Look through the data below and work out how many lines contain the string "школы". Give the number alone.
------ PROVIDED MATERIAL ------
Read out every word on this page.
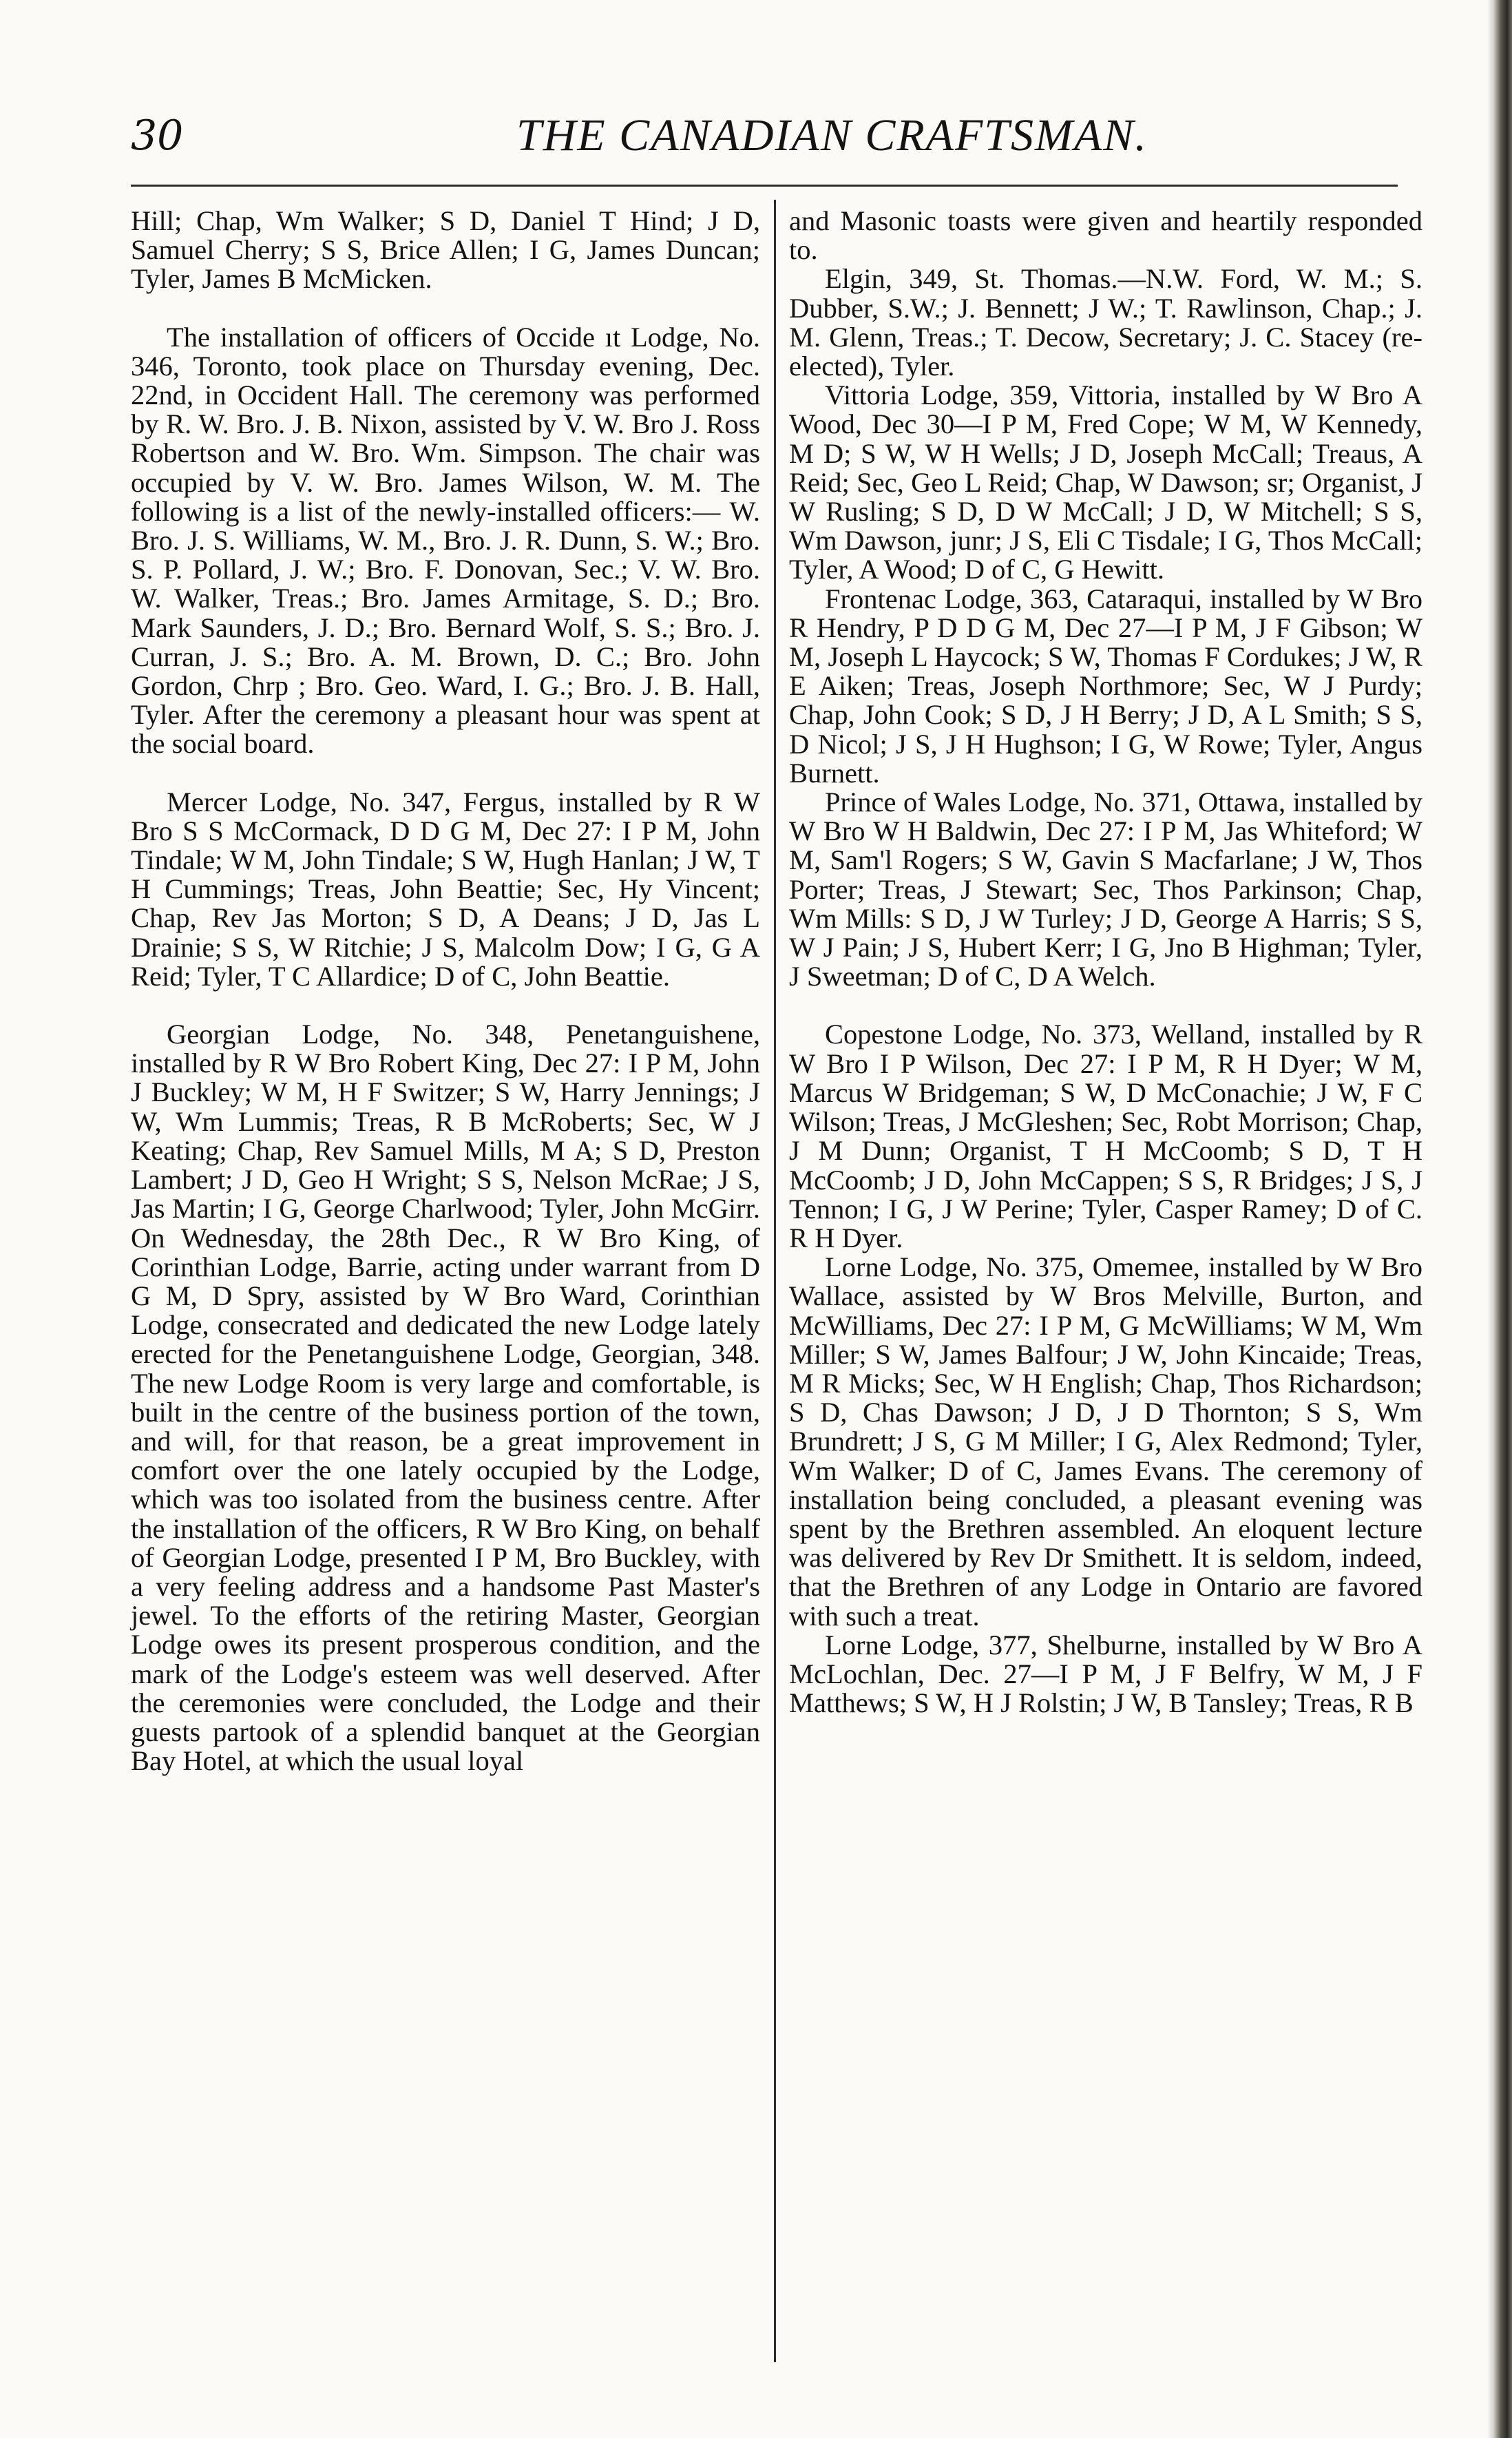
30	THE CANADIAN CRAFTSMAN.

Hill; Chap, Wm Walker; S D, Daniel T Hind; J D, Samuel Cherry; S S, Brice Allen; I G, James Duncan; Tyler, James B McMicken.

The installation of officers of Occide ıt Lodge, No. 346, Toronto, took place on Thursday evening, Dec. 22nd, in Occident Hall. The ceremony was performed by R. W. Bro. J. B. Nixon, assisted by V. W. Bro J. Ross Robertson and W. Bro. Wm. Simpson. The chair was occupied by V. W. Bro. James Wilson, W. M. The following is a list of the newly-installed officers:— W. Bro. J. S. Williams, W. M., Bro. J. R. Dunn, S. W.; Bro. S. P. Pollard, J. W.; Bro. F. Donovan, Sec.; V. W. Bro. W. Walker, Treas.; Bro. James Armitage, S. D.; Bro. Mark Saunders, J. D.; Bro. Bernard Wolf, S. S.; Bro. J. Curran, J. S.; Bro. A. M. Brown, D. C.; Bro. John Gordon, Chrp ; Bro. Geo. Ward, I. G.; Bro. J. B. Hall, Tyler. After the ceremony a pleasant hour was spent at the social board.

Mercer Lodge, No. 347, Fergus, installed by R W Bro S S McCormack, D D G M, Dec 27: I P M, John Tindale; W M, John Tindale; S W, Hugh Hanlan; J W, T H Cummings; Treas, John Beattie; Sec, Hy Vincent; Chap, Rev Jas Morton; S D, A Deans; J D, Jas L Drainie; S S, W Ritchie; J S, Malcolm Dow; I G, G A Reid; Tyler, T C Allardice; D of C, John Beattie.

Georgian Lodge, No. 348, Penetanguishene, installed by R W Bro Robert King, Dec 27: I P M, John J Buckley; W M, H F Switzer; S W, Harry Jennings; J W, Wm Lummis; Treas, R B McRoberts; Sec, W J Keating; Chap, Rev Samuel Mills, M A; S D, Preston Lambert; J D, Geo H Wright; S S, Nelson McRae; J S, Jas Martin; I G, George Charlwood; Tyler, John McGirr. On Wednesday, the 28th Dec., R W Bro King, of Corinthian Lodge, Barrie, acting under warrant from D G M, D Spry, assisted by W Bro Ward, Corinthian Lodge, consecrated and dedicated the new Lodge lately erected for the Penetanguishene Lodge, Georgian, 348. The new Lodge Room is very large and comfortable, is built in the centre of the business portion of the town, and will, for that reason, be a great improvement in comfort over the one lately occupied by the Lodge, which was too isolated from the business centre. After the installation of the officers, R W Bro King, on behalf of Georgian Lodge, presented I P M, Bro Buckley, with a very feeling address and a handsome Past Master's jewel. To the efforts of the retiring Master, Georgian Lodge owes its present prosperous condition, and the mark of the Lodge's esteem was well deserved. After the ceremonies were concluded, the Lodge and their guests partook of a splendid banquet at the Georgian Bay Hotel, at which the usual loyal

and Masonic toasts were given and heartily responded to.

Elgin, 349, St. Thomas.—N.W. Ford, W. M.; S. Dubber, S.W.; J. Bennett; J W.; T. Rawlinson, Chap.; J. M. Glenn, Treas.; T. Decow, Secretary; J. C. Stacey (re-elected), Tyler.

Vittoria Lodge, 359, Vittoria, installed by W Bro A Wood, Dec 30—I P M, Fred Cope; W M, W Kennedy, M D; S W, W H Wells; J D, Joseph McCall; Treaus, A Reid; Sec, Geo L Reid; Chap, W Dawson; sr; Organist, J W Rusling; S D, D W McCall; J D, W Mitchell; S S, Wm Dawson, junr; J S, Eli C Tisdale; I G, Thos McCall; Tyler, A Wood; D of C, G Hewitt.

Frontenac Lodge, 363, Cataraqui, installed by W Bro R Hendry, P D D G M, Dec 27—I P M, J F Gibson; W M, Joseph L Haycock; S W, Thomas F Cordukes; J W, R E Aiken; Treas, Joseph Northmore; Sec, W J Purdy; Chap, John Cook; S D, J H Berry; J D, A L Smith; S S, D Nicol; J S, J H Hughson; I G, W Rowe; Tyler, Angus Burnett.

Prince of Wales Lodge, No. 371, Ottawa, installed by W Bro W H Baldwin, Dec 27: I P M, Jas Whiteford; W M, Sam'l Rogers; S W, Gavin S Macfarlane; J W, Thos Porter; Treas, J Stewart; Sec, Thos Parkinson; Chap, Wm Mills: S D, J W Turley; J D, George A Harris; S S, W J Pain; J S, Hubert Kerr; I G, Jno B Highman; Tyler, J Sweetman; D of C, D A Welch.

Copestone Lodge, No. 373, Welland, installed by R W Bro I P Wilson, Dec 27: I P M, R H Dyer; W M, Marcus W Bridgeman; S W, D McConachie; J W, F C Wilson; Treas, J McGleshen; Sec, Robt Morrison; Chap, J M Dunn; Organist, T H McCoomb; S D, T H McCoomb; J D, John McCappen; S S, R Bridges; J S, J Tennon; I G, J W Perine; Tyler, Casper Ramey; D of C. R H Dyer.

Lorne Lodge, No. 375, Omemee, installed by W Bro Wallace, assisted by W Bros Melville, Burton, and McWilliams, Dec 27: I P M, G McWilliams; W M, Wm Miller; S W, James Balfour; J W, John Kincaide; Treas, M R Micks; Sec, W H English; Chap, Thos Richardson; S D, Chas Dawson; J D, J D Thornton; S S, Wm Brundrett; J S, G M Miller; I G, Alex Redmond; Tyler, Wm Walker; D of C, James Evans. The ceremony of installation being concluded, a pleasant evening was spent by the Brethren assembled. An eloquent lecture was delivered by Rev Dr Smithett. It is seldom, indeed, that the Brethren of any Lodge in Ontario are favored with such a treat.

Lorne Lodge, 377, Shelburne, installed by W Bro A McLochlan, Dec. 27—I P M, J F Belfry, W M, J F Matthews; S W, H J Rolstin; J W, B Tansley; Treas, R B
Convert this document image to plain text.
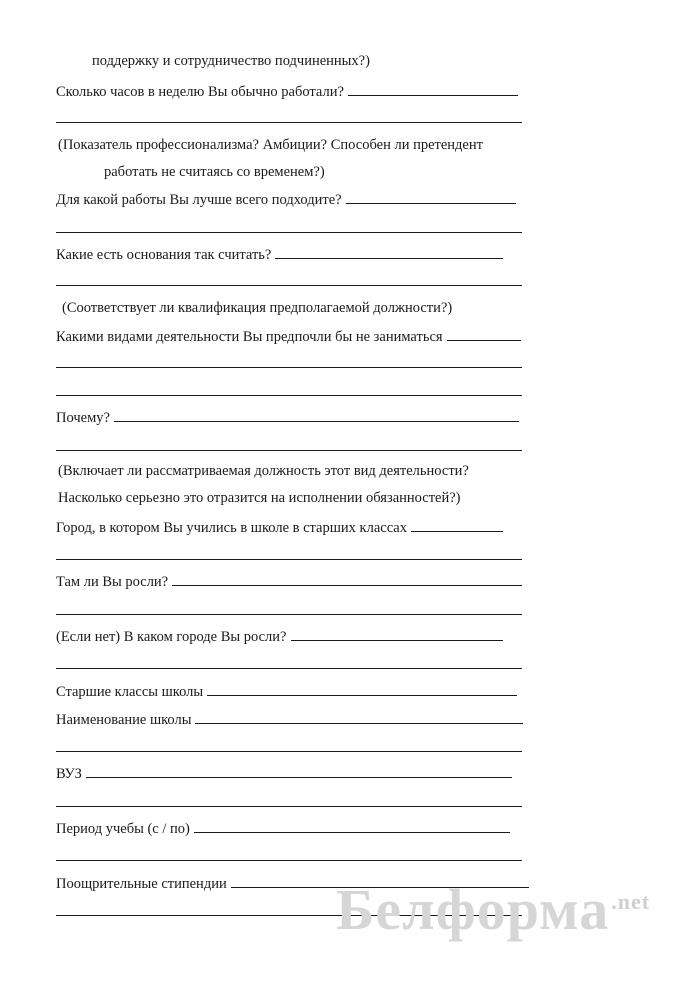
поддержку и сотрудничество подчиненных?)
Сколько часов в неделю Вы обычно работали?
(Показатель профессионализма? Амбиции? Способен ли претендент
работать не считаясь со временем?)
Для какой работы Вы лучше всего подходите?
Какие есть основания так считать?
(Соответствует ли квалификация предполагаемой должности?)
Какими видами деятельности Вы предпочли бы не заниматься
Почему?
(Включает ли рассматриваемая должность этот вид деятельности?
Насколько серьезно это отразится на исполнении обязанностей?)
Город, в котором Вы учились в школе в старших классах
Там ли Вы росли?
(Если нет) В каком городе Вы росли?
Старшие классы школы
Наименование школы
ВУЗ
Период учебы (с / по)
Поощрительные стипендии	Белформа$^{.net}$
------
FINAL ANSWER: 2